Separate out the lines that hold "课堂检查".

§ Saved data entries
++++++++

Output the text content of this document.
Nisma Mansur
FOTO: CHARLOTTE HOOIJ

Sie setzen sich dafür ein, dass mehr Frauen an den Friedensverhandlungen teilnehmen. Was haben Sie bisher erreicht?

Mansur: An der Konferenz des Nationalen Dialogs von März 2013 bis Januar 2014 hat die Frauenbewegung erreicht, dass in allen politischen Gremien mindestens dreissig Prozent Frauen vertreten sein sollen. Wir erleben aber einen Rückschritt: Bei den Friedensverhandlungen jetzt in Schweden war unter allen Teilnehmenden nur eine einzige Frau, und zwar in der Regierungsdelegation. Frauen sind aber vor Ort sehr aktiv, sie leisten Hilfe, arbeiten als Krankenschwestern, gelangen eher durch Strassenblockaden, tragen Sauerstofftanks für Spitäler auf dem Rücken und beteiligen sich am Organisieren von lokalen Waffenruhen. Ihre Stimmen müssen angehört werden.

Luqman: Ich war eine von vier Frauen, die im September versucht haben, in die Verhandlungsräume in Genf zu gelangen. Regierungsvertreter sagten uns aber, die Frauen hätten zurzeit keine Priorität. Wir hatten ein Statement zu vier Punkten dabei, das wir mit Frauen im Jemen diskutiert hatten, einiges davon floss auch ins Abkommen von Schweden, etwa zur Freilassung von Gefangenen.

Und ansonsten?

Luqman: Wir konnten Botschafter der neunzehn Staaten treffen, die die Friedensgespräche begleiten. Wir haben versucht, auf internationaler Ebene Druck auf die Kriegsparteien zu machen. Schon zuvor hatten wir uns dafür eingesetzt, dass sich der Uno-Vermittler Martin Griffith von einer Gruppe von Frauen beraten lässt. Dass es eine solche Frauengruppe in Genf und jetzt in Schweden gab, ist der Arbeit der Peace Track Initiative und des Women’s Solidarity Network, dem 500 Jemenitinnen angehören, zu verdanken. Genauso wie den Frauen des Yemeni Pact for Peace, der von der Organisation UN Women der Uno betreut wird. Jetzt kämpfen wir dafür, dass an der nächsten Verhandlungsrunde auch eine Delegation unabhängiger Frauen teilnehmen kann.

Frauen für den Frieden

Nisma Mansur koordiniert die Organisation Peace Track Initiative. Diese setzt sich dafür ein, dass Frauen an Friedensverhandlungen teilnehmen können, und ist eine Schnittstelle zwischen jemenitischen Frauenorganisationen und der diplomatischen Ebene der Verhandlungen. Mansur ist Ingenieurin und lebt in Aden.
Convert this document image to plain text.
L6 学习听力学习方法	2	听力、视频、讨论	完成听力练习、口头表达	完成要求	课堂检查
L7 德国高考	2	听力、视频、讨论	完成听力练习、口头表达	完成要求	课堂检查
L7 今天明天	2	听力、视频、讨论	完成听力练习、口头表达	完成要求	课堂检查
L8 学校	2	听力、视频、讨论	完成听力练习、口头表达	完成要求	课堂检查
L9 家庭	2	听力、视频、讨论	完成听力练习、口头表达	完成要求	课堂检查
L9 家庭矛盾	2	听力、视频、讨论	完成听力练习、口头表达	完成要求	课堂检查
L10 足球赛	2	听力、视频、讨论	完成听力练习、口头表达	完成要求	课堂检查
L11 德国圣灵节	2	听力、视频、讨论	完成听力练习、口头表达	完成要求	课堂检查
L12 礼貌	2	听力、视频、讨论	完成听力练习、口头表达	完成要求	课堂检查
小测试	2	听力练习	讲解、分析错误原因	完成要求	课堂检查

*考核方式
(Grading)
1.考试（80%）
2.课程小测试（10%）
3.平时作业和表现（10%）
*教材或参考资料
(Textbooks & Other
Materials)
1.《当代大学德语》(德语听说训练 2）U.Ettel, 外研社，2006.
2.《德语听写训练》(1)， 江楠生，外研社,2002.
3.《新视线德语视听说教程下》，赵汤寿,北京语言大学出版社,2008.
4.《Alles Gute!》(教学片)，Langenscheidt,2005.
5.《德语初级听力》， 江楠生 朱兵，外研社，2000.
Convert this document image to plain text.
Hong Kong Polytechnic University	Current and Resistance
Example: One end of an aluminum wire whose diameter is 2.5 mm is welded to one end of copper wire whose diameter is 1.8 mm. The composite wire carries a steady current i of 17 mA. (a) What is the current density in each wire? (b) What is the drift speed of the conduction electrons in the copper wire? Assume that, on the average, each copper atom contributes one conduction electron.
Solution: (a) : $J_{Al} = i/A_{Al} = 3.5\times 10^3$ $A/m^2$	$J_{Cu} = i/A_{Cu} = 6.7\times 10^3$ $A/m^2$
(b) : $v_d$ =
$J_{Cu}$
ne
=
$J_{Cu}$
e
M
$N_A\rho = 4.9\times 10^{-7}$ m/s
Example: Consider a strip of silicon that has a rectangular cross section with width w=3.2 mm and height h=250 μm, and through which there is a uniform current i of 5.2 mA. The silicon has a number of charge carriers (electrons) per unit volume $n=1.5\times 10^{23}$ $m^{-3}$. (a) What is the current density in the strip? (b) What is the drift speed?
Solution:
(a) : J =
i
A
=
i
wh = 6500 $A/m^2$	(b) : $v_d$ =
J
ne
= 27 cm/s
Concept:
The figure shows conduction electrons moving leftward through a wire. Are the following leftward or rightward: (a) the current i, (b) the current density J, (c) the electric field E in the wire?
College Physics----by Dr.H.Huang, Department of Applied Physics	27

++++++++

§ Task output
L6 学习听力学习方法	2	听力、视频、讨论	完成听力练习、口头表达	完成要求	课堂检查
L7 德国高考	2	听力、视频、讨论	完成听力练习、口头表达	完成要求	课堂检查
L7 今天明天	2	听力、视频、讨论	完成听力练习、口头表达	完成要求	课堂检查
L8 学校	2	听力、视频、讨论	完成听力练习、口头表达	完成要求	课堂检查
L9 家庭	2	听力、视频、讨论	完成听力练习、口头表达	完成要求	课堂检查
L9 家庭矛盾	2	听力、视频、讨论	完成听力练习、口头表达	完成要求	课堂检查
L10 足球赛	2	听力、视频、讨论	完成听力练习、口头表达	完成要求	课堂检查
L11 德国圣灵节	2	听力、视频、讨论	完成听力练习、口头表达	完成要求	课堂检查
L12 礼貌	2	听力、视频、讨论	完成听力练习、口头表达	完成要求	课堂检查
小测试	2	听力练习	讲解、分析错误原因	完成要求	课堂检查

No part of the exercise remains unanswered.